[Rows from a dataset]
— begin —

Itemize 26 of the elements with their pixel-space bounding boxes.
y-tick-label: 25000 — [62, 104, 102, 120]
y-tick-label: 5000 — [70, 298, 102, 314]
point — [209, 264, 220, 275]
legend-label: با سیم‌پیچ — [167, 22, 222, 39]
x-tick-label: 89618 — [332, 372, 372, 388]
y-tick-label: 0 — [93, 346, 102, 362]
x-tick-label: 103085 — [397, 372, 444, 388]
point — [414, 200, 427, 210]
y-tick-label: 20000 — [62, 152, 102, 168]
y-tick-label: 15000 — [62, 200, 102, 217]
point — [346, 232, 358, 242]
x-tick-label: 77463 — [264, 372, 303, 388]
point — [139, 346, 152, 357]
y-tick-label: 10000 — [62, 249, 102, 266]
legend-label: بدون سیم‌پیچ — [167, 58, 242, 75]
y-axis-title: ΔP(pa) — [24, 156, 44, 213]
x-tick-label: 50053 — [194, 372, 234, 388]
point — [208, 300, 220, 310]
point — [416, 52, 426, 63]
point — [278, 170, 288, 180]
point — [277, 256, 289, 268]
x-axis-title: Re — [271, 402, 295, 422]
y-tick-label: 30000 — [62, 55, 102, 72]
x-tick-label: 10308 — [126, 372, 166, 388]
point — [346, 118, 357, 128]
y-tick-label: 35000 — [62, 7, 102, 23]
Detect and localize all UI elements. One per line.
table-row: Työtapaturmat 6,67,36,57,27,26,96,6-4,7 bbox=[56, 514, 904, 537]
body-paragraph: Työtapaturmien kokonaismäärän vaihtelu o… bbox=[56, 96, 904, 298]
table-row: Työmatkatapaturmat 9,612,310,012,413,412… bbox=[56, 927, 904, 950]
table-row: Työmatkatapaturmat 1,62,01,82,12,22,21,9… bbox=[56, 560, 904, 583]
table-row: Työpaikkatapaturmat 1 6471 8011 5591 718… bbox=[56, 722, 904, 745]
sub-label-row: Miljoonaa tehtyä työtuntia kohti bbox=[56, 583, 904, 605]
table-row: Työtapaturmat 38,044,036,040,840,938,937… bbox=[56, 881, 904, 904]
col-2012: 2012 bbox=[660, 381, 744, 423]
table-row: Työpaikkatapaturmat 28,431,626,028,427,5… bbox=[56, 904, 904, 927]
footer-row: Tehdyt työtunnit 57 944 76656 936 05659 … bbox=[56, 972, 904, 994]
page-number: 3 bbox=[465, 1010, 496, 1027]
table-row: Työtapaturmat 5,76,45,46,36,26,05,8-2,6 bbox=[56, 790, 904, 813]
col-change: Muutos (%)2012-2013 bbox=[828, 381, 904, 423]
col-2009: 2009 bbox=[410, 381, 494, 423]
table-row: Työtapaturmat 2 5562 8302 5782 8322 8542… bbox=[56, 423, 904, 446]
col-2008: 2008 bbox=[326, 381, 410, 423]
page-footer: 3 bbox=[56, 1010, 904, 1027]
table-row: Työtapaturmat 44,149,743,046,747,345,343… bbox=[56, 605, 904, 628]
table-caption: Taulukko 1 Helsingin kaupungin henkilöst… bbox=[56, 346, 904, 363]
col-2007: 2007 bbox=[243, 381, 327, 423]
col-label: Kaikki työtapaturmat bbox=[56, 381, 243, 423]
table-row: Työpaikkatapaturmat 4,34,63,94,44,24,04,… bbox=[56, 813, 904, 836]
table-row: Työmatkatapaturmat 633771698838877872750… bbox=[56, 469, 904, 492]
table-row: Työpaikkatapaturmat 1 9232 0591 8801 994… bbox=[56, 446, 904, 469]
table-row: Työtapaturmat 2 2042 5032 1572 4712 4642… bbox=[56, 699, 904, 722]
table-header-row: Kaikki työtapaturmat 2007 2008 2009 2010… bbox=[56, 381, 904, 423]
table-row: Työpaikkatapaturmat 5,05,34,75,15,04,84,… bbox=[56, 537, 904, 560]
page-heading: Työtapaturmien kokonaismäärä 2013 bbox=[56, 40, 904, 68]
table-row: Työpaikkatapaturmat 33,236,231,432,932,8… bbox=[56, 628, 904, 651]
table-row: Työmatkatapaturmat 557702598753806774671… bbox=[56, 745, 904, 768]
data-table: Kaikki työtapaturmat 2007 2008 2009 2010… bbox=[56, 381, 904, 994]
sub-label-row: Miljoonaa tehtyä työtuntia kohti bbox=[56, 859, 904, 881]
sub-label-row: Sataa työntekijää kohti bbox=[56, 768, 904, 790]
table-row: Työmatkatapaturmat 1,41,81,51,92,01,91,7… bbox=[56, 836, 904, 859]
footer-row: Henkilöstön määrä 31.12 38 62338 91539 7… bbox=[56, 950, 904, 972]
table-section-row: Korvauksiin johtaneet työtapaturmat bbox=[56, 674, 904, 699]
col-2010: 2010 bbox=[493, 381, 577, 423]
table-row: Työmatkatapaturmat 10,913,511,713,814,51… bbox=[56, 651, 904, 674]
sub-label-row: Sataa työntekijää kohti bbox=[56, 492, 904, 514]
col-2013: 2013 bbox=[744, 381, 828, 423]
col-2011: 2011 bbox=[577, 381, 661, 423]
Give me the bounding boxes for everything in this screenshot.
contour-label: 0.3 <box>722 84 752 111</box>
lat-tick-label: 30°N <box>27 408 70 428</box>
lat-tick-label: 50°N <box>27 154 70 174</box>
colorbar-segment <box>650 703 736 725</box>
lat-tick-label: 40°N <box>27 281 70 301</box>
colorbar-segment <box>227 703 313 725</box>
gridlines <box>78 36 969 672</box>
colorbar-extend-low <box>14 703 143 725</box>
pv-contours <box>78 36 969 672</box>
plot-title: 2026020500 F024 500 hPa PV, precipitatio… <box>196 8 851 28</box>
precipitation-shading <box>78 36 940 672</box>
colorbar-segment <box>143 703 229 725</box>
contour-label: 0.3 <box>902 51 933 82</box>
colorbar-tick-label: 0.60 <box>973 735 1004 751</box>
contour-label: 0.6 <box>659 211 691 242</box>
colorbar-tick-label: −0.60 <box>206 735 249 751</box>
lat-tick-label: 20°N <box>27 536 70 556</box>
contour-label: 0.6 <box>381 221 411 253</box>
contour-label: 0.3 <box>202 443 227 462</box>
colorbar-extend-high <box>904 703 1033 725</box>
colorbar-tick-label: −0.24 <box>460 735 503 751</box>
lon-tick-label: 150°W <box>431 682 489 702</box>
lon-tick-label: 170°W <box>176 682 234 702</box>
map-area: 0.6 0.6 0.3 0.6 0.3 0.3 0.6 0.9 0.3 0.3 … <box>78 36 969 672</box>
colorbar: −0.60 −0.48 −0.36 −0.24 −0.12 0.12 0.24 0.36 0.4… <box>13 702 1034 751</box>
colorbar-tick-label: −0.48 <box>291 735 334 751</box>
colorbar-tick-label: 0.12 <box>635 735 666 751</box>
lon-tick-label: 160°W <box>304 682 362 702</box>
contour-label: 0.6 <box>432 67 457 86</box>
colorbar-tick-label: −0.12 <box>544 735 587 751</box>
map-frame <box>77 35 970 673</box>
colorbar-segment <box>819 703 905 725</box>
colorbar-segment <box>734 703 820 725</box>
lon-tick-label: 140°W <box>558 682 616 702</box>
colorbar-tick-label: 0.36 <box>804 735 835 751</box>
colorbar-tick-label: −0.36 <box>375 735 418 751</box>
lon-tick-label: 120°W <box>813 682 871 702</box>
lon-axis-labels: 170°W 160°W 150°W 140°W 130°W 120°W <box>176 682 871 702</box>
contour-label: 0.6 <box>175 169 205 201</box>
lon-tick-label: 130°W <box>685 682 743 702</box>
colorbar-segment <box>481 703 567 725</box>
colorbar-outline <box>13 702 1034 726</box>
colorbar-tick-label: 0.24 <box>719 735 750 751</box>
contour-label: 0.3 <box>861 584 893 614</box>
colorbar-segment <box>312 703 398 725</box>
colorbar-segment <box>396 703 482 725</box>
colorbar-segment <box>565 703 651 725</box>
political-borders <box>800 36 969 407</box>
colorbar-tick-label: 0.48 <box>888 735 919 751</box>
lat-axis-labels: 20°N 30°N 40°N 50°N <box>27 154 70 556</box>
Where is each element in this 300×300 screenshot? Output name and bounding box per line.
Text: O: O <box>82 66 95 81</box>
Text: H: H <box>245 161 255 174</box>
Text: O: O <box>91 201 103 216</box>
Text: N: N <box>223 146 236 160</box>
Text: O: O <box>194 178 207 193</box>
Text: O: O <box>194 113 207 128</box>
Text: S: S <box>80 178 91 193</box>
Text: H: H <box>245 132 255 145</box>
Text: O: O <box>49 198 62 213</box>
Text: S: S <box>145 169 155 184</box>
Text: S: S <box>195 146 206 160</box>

— end —

■ **DO THIS**: Can you edit the entries from the start through the line with "footer-row: Tehdyt työtunnit", replacing "legend-label" with "series-label" and leaving everything else unchanged?

■ **EXERCISE SOLUTION**:
Itemize 26 of the elements with their pixel-space bounding boxes.
y-tick-label: 25000 — [62, 104, 102, 120]
y-tick-label: 5000 — [70, 298, 102, 314]
point — [209, 264, 220, 275]
series-label: با سیم‌پیچ — [167, 22, 222, 39]
x-tick-label: 89618 — [332, 372, 372, 388]
y-tick-label: 0 — [93, 346, 102, 362]
x-tick-label: 103085 — [397, 372, 444, 388]
point — [414, 200, 427, 210]
y-tick-label: 20000 — [62, 152, 102, 168]
y-tick-label: 15000 — [62, 200, 102, 217]
point — [346, 232, 358, 242]
x-tick-label: 77463 — [264, 372, 303, 388]
point — [139, 346, 152, 357]
y-tick-label: 10000 — [62, 249, 102, 266]
series-label: بدون سیم‌پیچ — [167, 58, 242, 75]
y-axis-title: ΔP(pa) — [24, 156, 44, 213]
x-tick-label: 50053 — [194, 372, 234, 388]
point — [208, 300, 220, 310]
point — [416, 52, 426, 63]
point — [278, 170, 288, 180]
point — [277, 256, 289, 268]
x-axis-title: Re — [271, 402, 295, 422]
y-tick-label: 30000 — [62, 55, 102, 72]
x-tick-label: 10308 — [126, 372, 166, 388]
point — [346, 118, 357, 128]
y-tick-label: 35000 — [62, 7, 102, 23]
Detect and localize all UI elements. One per line.
table-row: Työtapaturmat 6,67,36,57,27,26,96,6-4,7 bbox=[56, 514, 904, 537]
body-paragraph: Työtapaturmien kokonaismäärän vaihtelu o… bbox=[56, 96, 904, 298]
table-row: Työmatkatapaturmat 9,612,310,012,413,412… bbox=[56, 927, 904, 950]
table-row: Työmatkatapaturmat 1,62,01,82,12,22,21,9… bbox=[56, 560, 904, 583]
table-row: Työpaikkatapaturmat 1 6471 8011 5591 718… bbox=[56, 722, 904, 745]
sub-label-row: Miljoonaa tehtyä työtuntia kohti bbox=[56, 583, 904, 605]
table-row: Työtapaturmat 38,044,036,040,840,938,937… bbox=[56, 881, 904, 904]
col-2012: 2012 bbox=[660, 381, 744, 423]
table-row: Työpaikkatapaturmat 28,431,626,028,427,5… bbox=[56, 904, 904, 927]
footer-row: Tehdyt työtunnit 57 944 76656 936 05659 … bbox=[56, 972, 904, 994]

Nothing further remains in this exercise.